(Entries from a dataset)

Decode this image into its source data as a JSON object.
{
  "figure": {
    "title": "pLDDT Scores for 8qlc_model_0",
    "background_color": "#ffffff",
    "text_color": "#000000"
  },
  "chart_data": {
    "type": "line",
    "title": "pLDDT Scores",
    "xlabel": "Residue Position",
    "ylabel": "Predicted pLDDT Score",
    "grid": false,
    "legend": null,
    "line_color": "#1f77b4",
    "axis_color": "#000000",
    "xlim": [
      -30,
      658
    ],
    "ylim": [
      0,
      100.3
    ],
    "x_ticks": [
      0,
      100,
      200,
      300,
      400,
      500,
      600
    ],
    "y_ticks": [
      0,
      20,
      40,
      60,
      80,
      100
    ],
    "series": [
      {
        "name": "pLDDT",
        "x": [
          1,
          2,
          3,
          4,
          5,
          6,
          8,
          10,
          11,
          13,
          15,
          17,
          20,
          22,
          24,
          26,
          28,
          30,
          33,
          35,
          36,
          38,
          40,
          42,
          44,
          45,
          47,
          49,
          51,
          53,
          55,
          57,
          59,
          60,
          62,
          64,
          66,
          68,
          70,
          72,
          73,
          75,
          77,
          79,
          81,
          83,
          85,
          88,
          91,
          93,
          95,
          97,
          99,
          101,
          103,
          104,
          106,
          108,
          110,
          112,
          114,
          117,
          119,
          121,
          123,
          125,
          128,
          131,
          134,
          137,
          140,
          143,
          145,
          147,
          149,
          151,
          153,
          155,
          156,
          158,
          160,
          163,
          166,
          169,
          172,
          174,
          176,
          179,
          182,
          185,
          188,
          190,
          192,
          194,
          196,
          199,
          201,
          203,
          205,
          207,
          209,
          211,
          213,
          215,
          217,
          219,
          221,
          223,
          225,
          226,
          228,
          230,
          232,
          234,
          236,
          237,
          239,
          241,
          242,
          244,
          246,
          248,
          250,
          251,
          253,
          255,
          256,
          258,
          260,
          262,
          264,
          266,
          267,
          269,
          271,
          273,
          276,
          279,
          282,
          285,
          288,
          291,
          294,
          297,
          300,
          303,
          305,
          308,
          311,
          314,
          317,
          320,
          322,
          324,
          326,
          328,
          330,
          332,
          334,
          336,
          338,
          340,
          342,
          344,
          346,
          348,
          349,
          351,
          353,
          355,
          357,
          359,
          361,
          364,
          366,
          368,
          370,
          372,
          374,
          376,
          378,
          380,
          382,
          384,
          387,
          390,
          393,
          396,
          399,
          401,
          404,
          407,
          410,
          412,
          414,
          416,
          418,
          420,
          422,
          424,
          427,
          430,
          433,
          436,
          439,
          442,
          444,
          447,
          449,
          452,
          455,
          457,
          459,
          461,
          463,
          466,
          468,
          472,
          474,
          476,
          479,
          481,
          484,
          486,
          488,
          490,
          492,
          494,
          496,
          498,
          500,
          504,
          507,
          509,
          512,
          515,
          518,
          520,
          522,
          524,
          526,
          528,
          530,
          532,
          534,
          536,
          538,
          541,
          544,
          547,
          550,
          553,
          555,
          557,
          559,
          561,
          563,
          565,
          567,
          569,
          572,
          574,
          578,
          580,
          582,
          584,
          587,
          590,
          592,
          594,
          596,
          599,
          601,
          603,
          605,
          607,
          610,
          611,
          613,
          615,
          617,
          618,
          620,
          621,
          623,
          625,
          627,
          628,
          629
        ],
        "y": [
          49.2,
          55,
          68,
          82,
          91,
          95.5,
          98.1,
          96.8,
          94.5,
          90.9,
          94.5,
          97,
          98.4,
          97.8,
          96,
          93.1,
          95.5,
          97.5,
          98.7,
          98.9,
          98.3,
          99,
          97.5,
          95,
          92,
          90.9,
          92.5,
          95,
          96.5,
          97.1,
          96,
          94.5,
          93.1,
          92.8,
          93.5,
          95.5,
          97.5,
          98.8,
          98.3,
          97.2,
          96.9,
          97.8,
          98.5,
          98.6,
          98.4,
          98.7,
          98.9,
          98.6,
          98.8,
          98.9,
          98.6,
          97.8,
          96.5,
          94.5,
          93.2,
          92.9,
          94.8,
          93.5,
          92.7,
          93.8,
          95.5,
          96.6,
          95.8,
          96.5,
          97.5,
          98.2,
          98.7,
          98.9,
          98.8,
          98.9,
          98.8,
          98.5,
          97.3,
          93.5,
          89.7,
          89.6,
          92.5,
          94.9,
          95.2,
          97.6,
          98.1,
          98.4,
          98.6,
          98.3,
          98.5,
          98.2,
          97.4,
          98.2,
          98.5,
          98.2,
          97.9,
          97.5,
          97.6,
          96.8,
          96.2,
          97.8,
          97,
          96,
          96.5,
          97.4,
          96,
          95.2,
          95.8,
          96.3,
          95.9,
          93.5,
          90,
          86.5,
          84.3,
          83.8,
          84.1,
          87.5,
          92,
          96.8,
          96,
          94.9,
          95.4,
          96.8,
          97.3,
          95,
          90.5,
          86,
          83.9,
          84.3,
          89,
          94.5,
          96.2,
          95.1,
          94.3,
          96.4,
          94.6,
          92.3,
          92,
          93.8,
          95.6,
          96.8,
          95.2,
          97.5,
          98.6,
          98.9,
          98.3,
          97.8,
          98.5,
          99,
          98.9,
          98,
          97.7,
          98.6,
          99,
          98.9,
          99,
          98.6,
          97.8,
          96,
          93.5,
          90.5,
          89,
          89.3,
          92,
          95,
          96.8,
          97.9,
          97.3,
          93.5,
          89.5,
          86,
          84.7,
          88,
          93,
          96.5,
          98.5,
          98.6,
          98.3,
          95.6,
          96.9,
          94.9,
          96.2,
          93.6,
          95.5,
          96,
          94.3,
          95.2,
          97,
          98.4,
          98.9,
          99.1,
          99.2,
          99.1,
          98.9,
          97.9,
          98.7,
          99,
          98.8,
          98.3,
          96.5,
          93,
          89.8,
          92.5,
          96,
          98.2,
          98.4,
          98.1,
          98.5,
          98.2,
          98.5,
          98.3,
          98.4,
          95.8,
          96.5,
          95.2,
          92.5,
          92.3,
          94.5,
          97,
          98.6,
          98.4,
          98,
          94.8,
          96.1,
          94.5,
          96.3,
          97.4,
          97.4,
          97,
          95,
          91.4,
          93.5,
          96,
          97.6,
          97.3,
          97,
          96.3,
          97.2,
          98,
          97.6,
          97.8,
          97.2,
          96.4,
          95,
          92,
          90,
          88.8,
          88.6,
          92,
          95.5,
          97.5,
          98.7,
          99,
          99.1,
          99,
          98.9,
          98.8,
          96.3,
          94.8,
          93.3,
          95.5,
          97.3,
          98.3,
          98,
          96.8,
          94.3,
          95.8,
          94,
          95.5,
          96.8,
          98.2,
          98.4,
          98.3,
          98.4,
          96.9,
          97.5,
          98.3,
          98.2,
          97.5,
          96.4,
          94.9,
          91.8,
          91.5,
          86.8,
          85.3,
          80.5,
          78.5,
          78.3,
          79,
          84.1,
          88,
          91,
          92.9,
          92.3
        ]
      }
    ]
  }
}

_Exercise details_
Identify every line above that includes the word "title", and show those lines.

_The reply_
    "title": "pLDDT Scores for 8qlc_model_0",
    "title": "pLDDT Scores",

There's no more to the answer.